Exercise directions » Copy, in full, each line of the material that holds the word "Stäbe".

Dataset excerpts:
□ □ □ □

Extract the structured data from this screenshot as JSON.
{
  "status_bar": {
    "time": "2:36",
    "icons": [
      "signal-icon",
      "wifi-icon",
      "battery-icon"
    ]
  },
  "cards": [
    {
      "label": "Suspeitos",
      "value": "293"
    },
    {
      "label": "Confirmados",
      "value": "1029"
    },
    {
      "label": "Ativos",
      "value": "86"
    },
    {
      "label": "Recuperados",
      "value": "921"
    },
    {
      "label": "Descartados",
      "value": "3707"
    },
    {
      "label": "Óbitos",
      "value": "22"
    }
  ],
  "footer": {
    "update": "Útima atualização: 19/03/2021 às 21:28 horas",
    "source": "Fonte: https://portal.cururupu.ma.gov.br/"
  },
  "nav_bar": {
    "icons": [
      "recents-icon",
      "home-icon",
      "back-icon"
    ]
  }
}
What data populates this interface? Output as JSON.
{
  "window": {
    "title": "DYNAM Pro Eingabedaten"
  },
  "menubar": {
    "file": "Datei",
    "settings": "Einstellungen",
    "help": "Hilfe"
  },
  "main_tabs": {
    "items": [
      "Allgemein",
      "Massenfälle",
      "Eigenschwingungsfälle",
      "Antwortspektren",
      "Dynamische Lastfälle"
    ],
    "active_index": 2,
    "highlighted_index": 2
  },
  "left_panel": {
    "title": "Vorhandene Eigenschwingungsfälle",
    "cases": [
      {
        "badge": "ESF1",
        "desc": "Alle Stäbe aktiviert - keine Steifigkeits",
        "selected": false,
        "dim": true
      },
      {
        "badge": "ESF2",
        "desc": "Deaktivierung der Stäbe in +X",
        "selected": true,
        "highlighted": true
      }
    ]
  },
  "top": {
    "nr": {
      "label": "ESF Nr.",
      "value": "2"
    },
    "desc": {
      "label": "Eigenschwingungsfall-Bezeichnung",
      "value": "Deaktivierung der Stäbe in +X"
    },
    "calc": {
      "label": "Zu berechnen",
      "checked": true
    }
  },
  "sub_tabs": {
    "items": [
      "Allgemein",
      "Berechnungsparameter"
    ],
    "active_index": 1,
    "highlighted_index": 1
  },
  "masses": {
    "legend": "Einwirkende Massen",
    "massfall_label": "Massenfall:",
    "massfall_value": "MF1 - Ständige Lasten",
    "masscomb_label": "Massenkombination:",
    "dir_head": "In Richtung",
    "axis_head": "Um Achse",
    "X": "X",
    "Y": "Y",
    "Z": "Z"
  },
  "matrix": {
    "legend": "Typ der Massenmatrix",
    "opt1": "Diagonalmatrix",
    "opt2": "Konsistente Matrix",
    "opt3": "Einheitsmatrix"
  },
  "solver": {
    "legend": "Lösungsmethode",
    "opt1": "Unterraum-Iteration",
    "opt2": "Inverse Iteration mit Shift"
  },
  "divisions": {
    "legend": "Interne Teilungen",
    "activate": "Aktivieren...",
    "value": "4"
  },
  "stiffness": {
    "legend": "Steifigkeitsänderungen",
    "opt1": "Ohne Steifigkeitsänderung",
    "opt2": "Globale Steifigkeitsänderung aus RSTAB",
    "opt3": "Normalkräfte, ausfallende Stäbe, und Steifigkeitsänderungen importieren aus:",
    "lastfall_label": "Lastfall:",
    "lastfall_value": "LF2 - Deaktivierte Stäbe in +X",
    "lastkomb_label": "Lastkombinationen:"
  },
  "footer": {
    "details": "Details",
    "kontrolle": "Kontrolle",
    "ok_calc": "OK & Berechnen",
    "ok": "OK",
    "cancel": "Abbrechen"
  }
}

□ □ □ □

Answer for this exercise »
        "desc": "Alle Stäbe aktiviert - keine Steifigkeits",
        "desc": "Deaktivierung der Stäbe in +X",
      "value": "Deaktivierung der Stäbe in +X"
    "opt3": "Normalkräfte, ausfallende Stäbe, und Steifigkeitsänderungen importieren aus:",
    "lastfall_value": "LF2 - Deaktivierte Stäbe in +X",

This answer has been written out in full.